── Records for the exercise ──
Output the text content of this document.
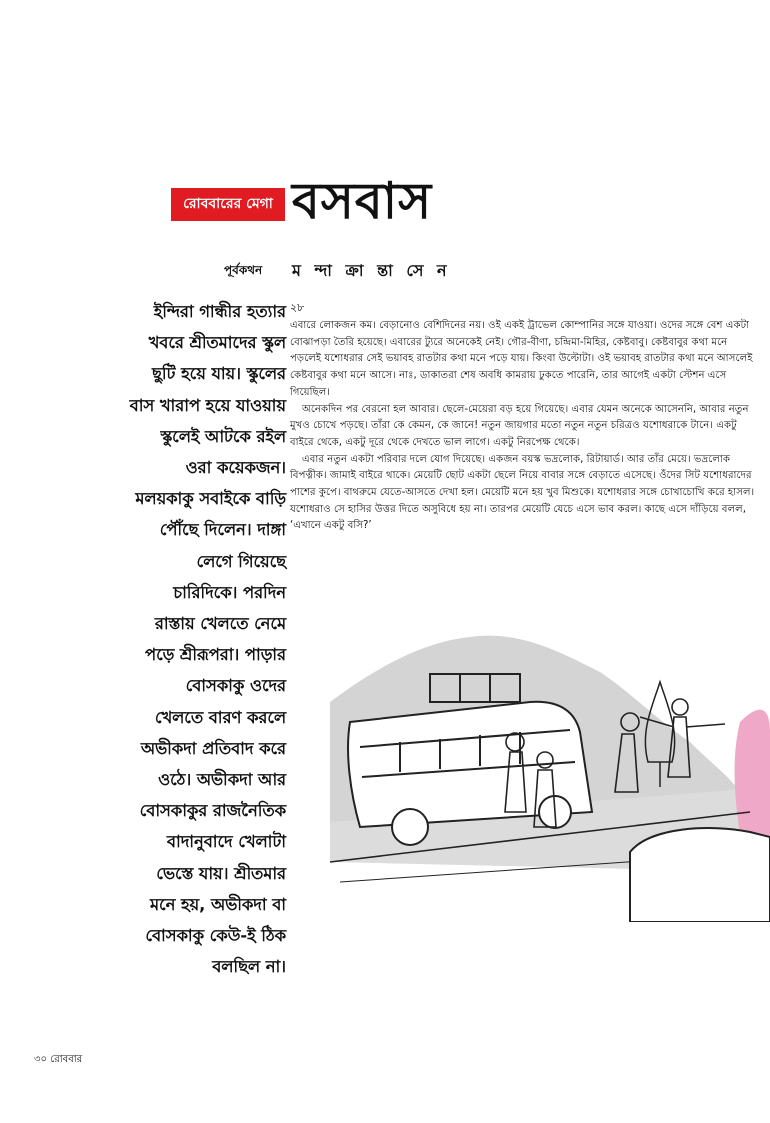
রোববারের মেগা বসবাস
পূর্বকথন ম ন্দা ক্রা ন্তা সে ন
ইন্দিরা গান্ধীর হত্যার
খবরে শ্রীতমাদের স্কুল
ছুটি হয়ে যায়। স্কুলের
বাস খারাপ হয়ে যাওয়ায়
স্কুলেই আটকে রইল
ওরা কয়েকজন।
মলয়কাকু সবাইকে বাড়ি
পৌঁছে দিলেন। দাঙ্গা
লেগে গিয়েছে
চারিদিকে। পরদিন
রাস্তায় খেলতে নেমে
পড়ে শ্রীরূপরা। পাড়ার
বোসকাকু ওদের
খেলতে বারণ করলে
অভীকদা প্রতিবাদ করে
ওঠে। অভীকদা আর
বোসকাকুর রাজনৈতিক
বাদানুবাদে খেলাটা
ভেস্তে যায়। শ্রীতমার
মনে হয়, অভীকদা বা
বোসকাকু কেউ-ই ঠিক
বলছিল না।
২৮

এবারে লোকজন কম। বেড়ানোও বেশিদিনের নয়। ওই একই ট্রাভেল কোম্পানির সঙ্গে যাওয়া। ওদের সঙ্গে বেশ একটা বোঝাপড়া তৈরি হয়েছে। এবারের ট্যুরে অনেকেই নেই। গৌর-বীণা, চন্দ্রিমা-মিহির, কেষ্টবাবু। কেষ্টবাবুর কথা মনে পড়লেই যশোধরার সেই ভয়াবহ রাতটার কথা মনে পড়ে যায়। কিংবা উল্টোটা। ওই ভয়াবহ রাতটার কথা মনে আসলেই কেষ্টবাবুর কথা মনে আসে। নাঃ, ডাকাতরা শেষ অবধি কামরায় ঢুকতে পারেনি, তার আগেই একটা স্টেশন এসে গিয়েছিল।

অনেকদিন পর বেরনো হল আবার। ছেলে-মেয়েরা বড় হয়ে গিয়েছে। এবার যেমন অনেকে আসেননি, আবার নতুন মুখও চোখে পড়ছে। তাঁরা কে কেমন, কে জানে! নতুন জায়গার মতো নতুন নতুন চরিত্রও যশোধরাকে টানে। একটু বাইরে থেকে, একটু দূরে থেকে দেখতে ভাল লাগে। একটু নিরপেক্ষ থেকে।

এবার নতুন একটা পরিবার দলে যোগ দিয়েছে। একজন বয়স্ক ভদ্রলোক, রিটায়ার্ড। আর তাঁর মেয়ে। ভদ্রলোক বিপত্নীক। জামাই বাইরে থাকে। মেয়েটি ছোট একটা ছেলে নিয়ে বাবার সঙ্গে বেড়াতে এসেছে। ওঁদের সিট যশোধরাদের পাশের কুপে। বাথরুমে যেতে-আসতে দেখা হল। মেয়েটি মনে হয় খুব মিশুকে। যশোধরার সঙ্গে চোখাচোখি করে হাসল। যশোধরাও সে হাসির উত্তর দিতে অসুবিধে হয় না। তারপর মেয়েটি যেচে এসে ভাব করল। কাছে এসে দাঁড়িয়ে বলল, ‘এখানে একটু বসি?’

৩০ রোববার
───
Repeat the material above verbatim, with no pictures in the output.

- Problem solution:
Output the text content of this document.
রোববারের মেগা বসবাস
পূর্বকথন ম ন্দা ক্রা ন্তা সে ন
ইন্দিরা গান্ধীর হত্যার
খবরে শ্রীতমাদের স্কুল
ছুটি হয়ে যায়। স্কুলের
বাস খারাপ হয়ে যাওয়ায়
স্কুলেই আটকে রইল
ওরা কয়েকজন।
মলয়কাকু সবাইকে বাড়ি
পৌঁছে দিলেন। দাঙ্গা
লেগে গিয়েছে
চারিদিকে। পরদিন
রাস্তায় খেলতে নেমে
পড়ে শ্রীরূপরা। পাড়ার
বোসকাকু ওদের
খেলতে বারণ করলে
অভীকদা প্রতিবাদ করে
ওঠে। অভীকদা আর
বোসকাকুর রাজনৈতিক
বাদানুবাদে খেলাটা
ভেস্তে যায়। শ্রীতমার
মনে হয়, অভীকদা বা
বোসকাকু কেউ-ই ঠিক
বলছিল না।
২৮

এবারে লোকজন কম। বেড়ানোও বেশিদিনের নয়। ওই একই ট্রাভেল কোম্পানির সঙ্গে যাওয়া। ওদের সঙ্গে বেশ একটা বোঝাপড়া তৈরি হয়েছে। এবারের ট্যুরে অনেকেই নেই। গৌর-বীণা, চন্দ্রিমা-মিহির, কেষ্টবাবু। কেষ্টবাবুর কথা মনে পড়লেই যশোধরার সেই ভয়াবহ রাতটার কথা মনে পড়ে যায়। কিংবা উল্টোটা। ওই ভয়াবহ রাতটার কথা মনে আসলেই কেষ্টবাবুর কথা মনে আসে। নাঃ, ডাকাতরা শেষ অবধি কামরায় ঢুকতে পারেনি, তার আগেই একটা স্টেশন এসে গিয়েছিল।

অনেকদিন পর বেরনো হল আবার। ছেলে-মেয়েরা বড় হয়ে গিয়েছে। এবার যেমন অনেকে আসেননি, আবার নতুন মুখও চোখে পড়ছে। তাঁরা কে কেমন, কে জানে! নতুন জায়গার মতো নতুন নতুন চরিত্রও যশোধরাকে টানে। একটু বাইরে থেকে, একটু দূরে থেকে দেখতে ভাল লাগে। একটু নিরপেক্ষ থেকে।

এবার নতুন একটা পরিবার দলে যোগ দিয়েছে। একজন বয়স্ক ভদ্রলোক, রিটায়ার্ড। আর তাঁর মেয়ে। ভদ্রলোক বিপত্নীক। জামাই বাইরে থাকে। মেয়েটি ছোট একটা ছেলে নিয়ে বাবার সঙ্গে বেড়াতে এসেছে। ওঁদের সিট যশোধরাদের পাশের কুপে। বাথরুমে যেতে-আসতে দেখা হল। মেয়েটি মনে হয় খুব মিশুকে। যশোধরার সঙ্গে চোখাচোখি করে হাসল। যশোধরাও সে হাসির উত্তর দিতে অসুবিধে হয় না। তারপর মেয়েটি যেচে এসে ভাব করল। কাছে এসে দাঁড়িয়ে বলল, ‘এখানে একটু বসি?’

৩০ রোববার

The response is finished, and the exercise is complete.